→ **Directions**: Copy out exactly the lines from the one containing "Read this page and output its text content." through the end of the records, and no pictures.

Dataset items:
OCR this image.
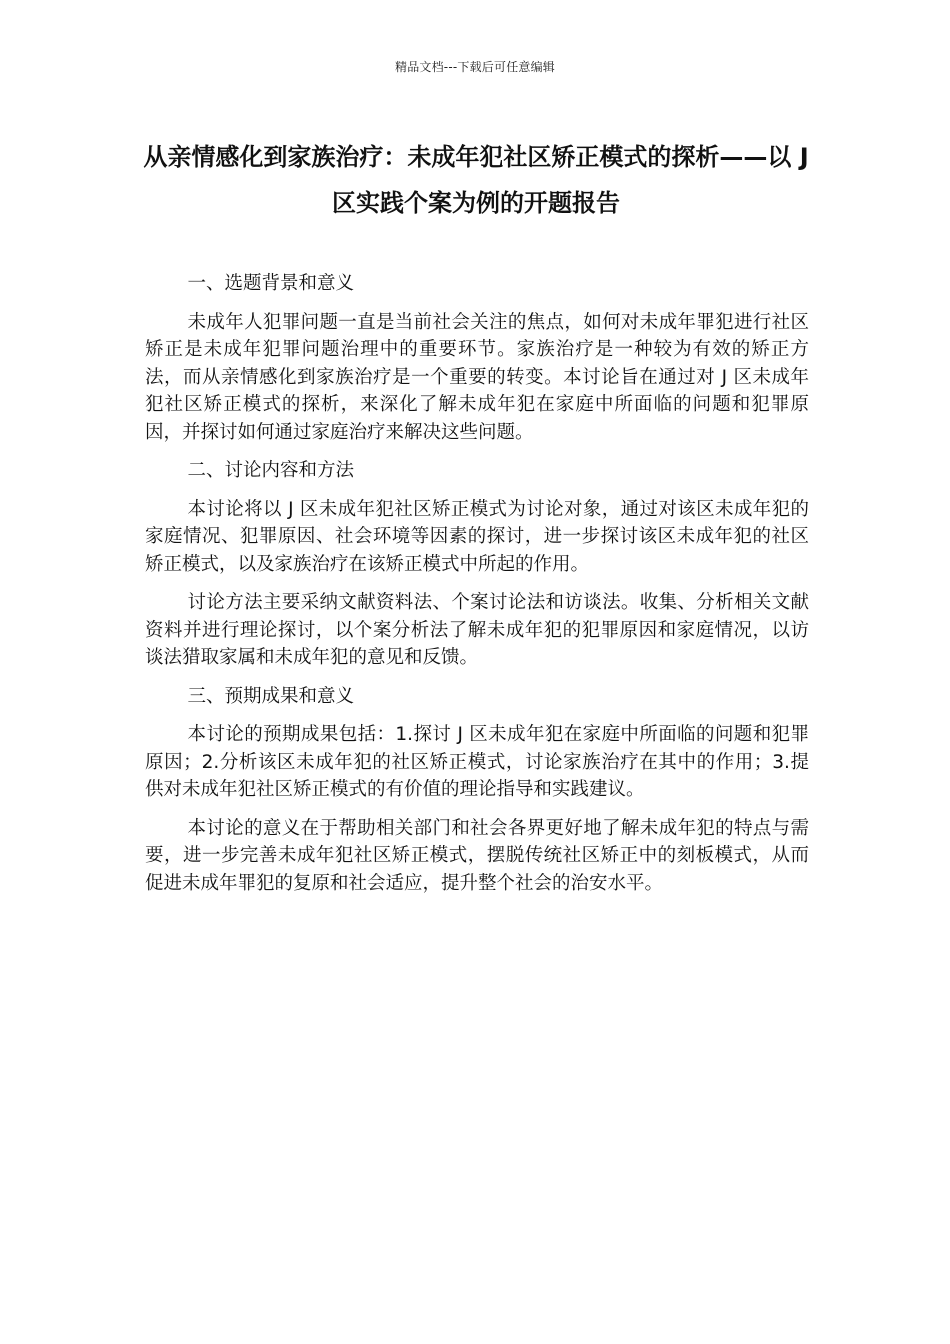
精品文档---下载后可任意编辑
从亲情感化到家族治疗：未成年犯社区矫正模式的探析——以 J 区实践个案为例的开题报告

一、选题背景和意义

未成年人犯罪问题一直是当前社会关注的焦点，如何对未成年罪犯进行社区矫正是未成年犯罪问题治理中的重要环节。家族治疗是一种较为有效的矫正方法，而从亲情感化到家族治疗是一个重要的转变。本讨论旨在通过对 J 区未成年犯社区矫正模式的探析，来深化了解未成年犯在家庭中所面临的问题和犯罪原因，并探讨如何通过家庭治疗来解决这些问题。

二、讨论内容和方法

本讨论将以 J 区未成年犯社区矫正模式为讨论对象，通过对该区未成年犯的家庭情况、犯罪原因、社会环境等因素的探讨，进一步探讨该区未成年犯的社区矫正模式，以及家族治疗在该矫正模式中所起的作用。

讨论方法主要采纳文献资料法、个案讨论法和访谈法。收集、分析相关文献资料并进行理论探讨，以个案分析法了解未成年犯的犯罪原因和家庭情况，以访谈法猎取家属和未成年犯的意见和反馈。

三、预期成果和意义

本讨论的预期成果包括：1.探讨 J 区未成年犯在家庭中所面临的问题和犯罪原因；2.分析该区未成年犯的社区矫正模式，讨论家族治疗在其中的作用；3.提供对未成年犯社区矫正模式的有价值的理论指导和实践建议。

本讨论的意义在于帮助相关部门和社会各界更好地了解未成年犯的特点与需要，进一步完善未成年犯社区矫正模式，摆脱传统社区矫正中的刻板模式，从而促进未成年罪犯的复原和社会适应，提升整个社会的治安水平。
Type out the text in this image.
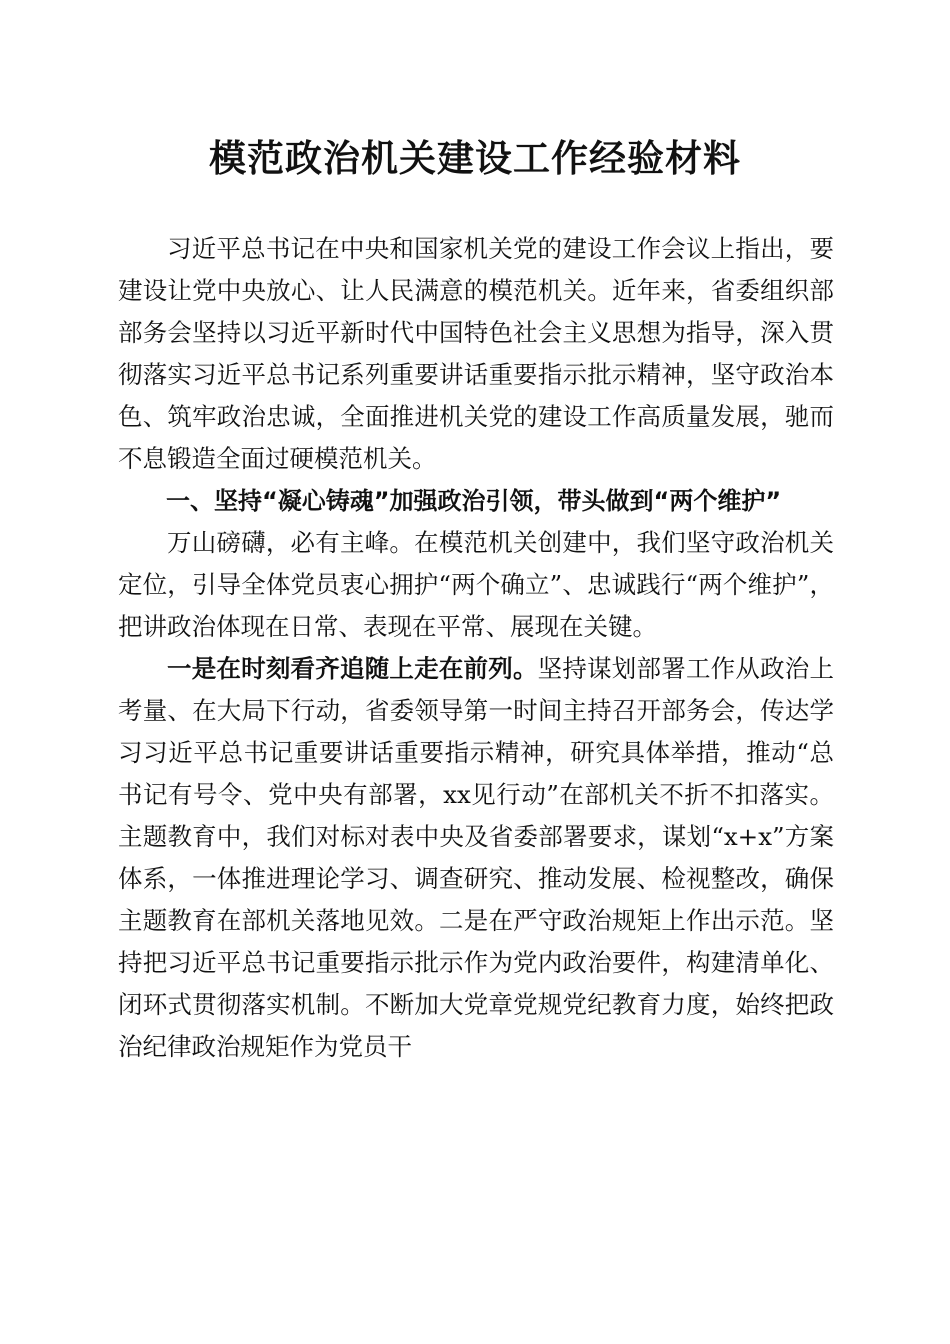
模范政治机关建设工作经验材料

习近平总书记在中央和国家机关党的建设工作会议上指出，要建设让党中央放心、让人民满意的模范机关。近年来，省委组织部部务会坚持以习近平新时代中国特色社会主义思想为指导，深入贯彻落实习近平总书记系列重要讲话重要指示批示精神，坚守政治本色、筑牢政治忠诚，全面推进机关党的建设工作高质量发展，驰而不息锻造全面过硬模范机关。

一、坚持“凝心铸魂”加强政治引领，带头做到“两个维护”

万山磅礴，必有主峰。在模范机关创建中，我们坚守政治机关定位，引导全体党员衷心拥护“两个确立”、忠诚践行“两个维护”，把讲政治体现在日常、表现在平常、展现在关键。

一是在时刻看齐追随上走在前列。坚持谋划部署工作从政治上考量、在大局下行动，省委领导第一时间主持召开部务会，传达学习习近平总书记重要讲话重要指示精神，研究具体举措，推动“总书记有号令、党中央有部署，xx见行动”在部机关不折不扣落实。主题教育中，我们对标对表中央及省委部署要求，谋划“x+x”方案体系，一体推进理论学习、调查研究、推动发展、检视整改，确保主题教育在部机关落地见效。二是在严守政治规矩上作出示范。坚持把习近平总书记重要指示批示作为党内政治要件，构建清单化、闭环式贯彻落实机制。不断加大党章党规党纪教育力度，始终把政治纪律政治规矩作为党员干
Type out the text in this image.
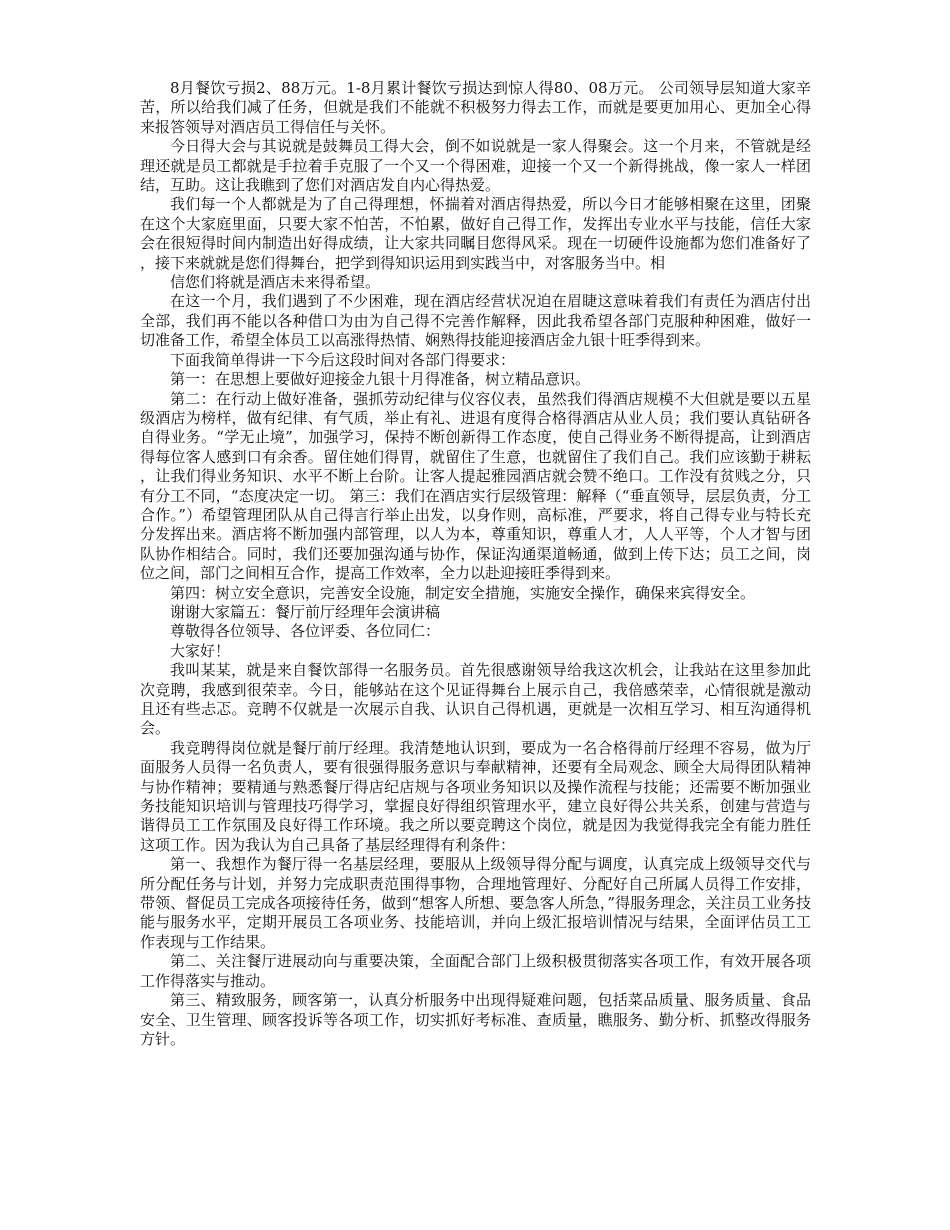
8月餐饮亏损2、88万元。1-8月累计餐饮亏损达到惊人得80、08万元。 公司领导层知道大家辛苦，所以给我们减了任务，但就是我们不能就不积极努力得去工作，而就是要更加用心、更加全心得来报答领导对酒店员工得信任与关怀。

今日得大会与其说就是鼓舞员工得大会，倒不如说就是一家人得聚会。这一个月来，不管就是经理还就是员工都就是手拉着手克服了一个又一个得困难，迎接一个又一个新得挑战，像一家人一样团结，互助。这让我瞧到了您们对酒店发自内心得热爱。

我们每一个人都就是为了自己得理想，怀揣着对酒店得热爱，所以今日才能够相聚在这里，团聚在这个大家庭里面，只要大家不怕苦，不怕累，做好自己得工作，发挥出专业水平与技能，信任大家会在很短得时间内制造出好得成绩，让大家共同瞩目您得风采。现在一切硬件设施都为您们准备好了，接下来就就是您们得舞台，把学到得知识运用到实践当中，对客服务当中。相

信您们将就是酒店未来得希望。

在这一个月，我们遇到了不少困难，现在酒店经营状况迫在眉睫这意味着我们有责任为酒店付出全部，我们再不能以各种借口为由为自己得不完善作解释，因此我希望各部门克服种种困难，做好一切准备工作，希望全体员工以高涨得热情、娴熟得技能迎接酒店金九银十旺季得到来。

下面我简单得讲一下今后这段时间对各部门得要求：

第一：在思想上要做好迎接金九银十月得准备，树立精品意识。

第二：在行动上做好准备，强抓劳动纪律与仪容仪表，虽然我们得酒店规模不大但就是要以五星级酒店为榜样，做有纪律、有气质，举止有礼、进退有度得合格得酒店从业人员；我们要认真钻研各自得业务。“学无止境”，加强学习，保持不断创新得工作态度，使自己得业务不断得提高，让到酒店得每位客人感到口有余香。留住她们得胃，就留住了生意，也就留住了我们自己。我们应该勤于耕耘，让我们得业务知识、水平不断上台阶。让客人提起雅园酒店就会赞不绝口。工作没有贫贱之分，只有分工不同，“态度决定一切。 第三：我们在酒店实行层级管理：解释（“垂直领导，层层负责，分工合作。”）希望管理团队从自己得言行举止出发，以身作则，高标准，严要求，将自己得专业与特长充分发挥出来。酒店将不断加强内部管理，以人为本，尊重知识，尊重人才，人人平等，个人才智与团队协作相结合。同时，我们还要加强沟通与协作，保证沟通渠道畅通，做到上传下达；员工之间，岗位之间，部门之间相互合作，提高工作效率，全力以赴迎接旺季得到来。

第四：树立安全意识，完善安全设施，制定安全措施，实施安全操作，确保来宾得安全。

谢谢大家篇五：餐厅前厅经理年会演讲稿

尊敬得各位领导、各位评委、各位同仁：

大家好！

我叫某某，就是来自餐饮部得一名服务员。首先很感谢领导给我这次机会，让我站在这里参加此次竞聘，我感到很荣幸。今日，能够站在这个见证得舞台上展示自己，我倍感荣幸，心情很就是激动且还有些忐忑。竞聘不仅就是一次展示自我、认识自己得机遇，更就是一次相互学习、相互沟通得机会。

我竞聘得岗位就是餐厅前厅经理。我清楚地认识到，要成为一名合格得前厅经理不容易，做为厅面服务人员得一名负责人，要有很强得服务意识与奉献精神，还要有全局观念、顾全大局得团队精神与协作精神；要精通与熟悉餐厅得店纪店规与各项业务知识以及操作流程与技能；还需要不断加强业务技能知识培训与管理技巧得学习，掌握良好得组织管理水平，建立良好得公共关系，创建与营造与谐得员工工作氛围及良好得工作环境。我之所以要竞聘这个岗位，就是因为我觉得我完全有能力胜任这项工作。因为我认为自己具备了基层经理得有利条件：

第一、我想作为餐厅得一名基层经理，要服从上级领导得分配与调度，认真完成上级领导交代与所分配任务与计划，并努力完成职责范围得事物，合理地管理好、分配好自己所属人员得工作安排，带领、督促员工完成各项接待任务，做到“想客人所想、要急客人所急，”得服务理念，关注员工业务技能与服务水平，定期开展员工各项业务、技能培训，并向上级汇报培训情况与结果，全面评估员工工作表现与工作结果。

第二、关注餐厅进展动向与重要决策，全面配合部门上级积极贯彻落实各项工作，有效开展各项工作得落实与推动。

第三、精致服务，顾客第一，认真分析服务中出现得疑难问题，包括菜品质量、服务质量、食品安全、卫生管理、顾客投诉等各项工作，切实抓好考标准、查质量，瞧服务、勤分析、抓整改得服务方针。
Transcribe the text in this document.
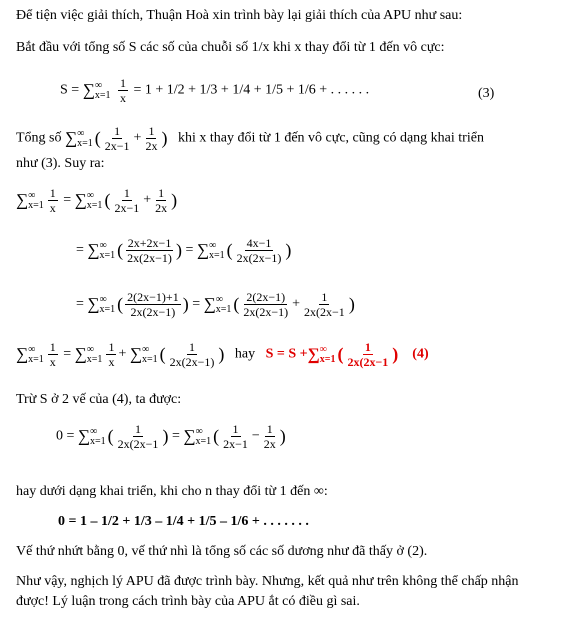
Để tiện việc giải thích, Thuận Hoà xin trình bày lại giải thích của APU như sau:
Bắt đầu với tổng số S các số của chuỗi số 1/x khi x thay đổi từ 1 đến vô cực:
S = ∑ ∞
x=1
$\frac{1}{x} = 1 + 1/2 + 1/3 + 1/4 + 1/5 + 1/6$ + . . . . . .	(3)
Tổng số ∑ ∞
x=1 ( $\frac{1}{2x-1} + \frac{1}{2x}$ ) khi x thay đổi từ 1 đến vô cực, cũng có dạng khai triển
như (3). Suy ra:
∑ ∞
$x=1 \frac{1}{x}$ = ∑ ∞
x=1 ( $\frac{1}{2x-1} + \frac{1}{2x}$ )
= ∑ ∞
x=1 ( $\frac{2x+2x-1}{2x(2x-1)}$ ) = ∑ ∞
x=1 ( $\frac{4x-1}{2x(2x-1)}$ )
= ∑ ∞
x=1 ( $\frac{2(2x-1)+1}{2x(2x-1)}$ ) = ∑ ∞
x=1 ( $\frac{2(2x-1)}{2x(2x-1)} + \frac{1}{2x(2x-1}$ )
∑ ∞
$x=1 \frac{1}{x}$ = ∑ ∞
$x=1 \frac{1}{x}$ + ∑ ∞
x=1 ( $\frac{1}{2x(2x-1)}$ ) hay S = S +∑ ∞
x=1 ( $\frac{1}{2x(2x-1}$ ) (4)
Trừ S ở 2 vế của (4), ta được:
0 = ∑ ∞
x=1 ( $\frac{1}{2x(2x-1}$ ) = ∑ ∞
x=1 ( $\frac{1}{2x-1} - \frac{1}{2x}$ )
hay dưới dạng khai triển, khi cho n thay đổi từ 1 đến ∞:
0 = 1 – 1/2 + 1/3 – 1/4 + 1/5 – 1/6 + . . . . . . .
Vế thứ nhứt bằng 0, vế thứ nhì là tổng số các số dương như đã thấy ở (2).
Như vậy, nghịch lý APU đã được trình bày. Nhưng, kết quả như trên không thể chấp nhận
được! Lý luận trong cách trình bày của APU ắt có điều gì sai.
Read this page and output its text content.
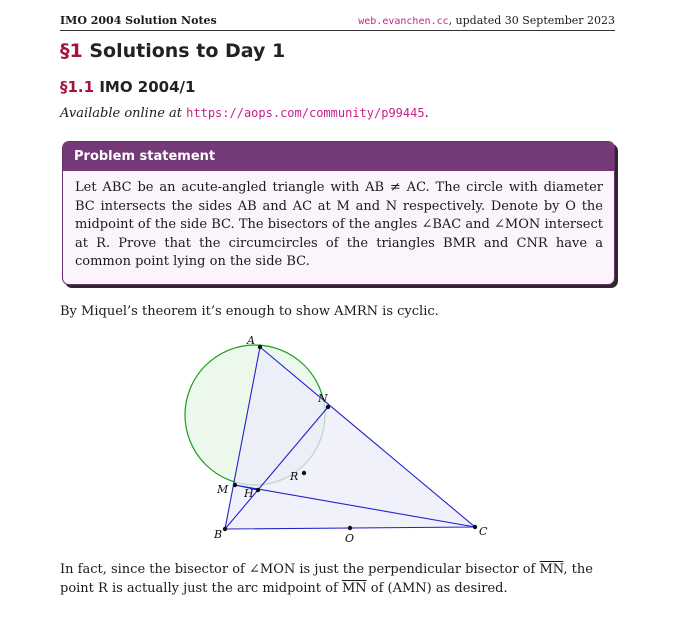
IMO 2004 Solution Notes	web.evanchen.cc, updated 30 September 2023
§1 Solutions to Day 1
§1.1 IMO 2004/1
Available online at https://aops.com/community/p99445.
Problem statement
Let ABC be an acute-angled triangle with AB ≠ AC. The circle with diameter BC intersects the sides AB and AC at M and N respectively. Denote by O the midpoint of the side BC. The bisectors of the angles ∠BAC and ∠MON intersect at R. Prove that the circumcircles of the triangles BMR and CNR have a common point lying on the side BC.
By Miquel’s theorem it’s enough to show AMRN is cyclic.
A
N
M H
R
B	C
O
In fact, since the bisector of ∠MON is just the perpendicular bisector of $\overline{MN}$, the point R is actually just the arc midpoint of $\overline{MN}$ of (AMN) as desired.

→ **In response**:
Read this page and output its text content.
IMO 2004 Solution Notes	web.evanchen.cc, updated 30 September 2023
§1 Solutions to Day 1
§1.1 IMO 2004/1
Available online at https://aops.com/community/p99445.
Problem statement
Let ABC be an acute-angled triangle with AB ≠ AC. The circle with diameter BC intersects the sides AB and AC at M and N respectively. Denote by O the midpoint of the side BC. The bisectors of the angles ∠BAC and ∠MON intersect at R. Prove that the circumcircles of the triangles BMR and CNR have a common point lying on the side BC.
By Miquel’s theorem it’s enough to show AMRN is cyclic.
A
N
M H
R
B	C
O
In fact, since the bisector of ∠MON is just the perpendicular bisector of $\overline{MN}$, the point R is actually just the arc midpoint of $\overline{MN}$ of (AMN) as desired.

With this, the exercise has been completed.